▶ _GOAL_
Locate the string "Khall" in the listing below. Copy every line where it is found.

## Begin

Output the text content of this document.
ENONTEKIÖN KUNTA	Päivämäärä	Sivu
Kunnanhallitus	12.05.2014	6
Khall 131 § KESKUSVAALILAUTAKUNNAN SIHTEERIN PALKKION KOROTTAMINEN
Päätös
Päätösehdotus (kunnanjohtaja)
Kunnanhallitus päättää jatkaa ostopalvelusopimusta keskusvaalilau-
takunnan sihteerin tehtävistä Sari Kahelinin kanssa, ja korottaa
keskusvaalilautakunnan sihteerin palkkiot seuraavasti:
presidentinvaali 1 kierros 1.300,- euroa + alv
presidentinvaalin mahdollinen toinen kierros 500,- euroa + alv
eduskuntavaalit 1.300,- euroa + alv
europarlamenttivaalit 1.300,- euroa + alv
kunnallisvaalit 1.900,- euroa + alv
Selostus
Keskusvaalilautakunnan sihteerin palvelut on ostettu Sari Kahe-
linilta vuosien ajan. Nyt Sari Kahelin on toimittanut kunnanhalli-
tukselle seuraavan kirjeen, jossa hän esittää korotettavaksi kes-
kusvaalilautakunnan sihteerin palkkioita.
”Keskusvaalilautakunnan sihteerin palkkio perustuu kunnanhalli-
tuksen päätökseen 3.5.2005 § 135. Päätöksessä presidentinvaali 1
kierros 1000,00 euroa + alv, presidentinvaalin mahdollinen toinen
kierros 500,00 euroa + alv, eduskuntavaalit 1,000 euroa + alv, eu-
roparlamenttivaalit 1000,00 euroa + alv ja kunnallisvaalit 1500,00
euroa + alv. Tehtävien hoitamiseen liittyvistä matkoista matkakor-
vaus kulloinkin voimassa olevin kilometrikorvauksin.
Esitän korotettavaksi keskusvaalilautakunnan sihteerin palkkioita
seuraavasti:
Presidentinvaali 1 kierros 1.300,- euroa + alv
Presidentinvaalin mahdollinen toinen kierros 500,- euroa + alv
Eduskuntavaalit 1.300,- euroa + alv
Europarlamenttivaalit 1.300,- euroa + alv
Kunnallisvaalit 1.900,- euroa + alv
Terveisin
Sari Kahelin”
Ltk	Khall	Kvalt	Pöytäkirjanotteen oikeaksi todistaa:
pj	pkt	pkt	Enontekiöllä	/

## End

▶ _REPLY TO THE TASK_
Khall 131 § KESKUSVAALILAUTAKUNNAN SIHTEERIN PALKKION KOROTTAMINEN
Ltk	Khall	Kvalt	Pöytäkirjanotteen oikeaksi todistaa:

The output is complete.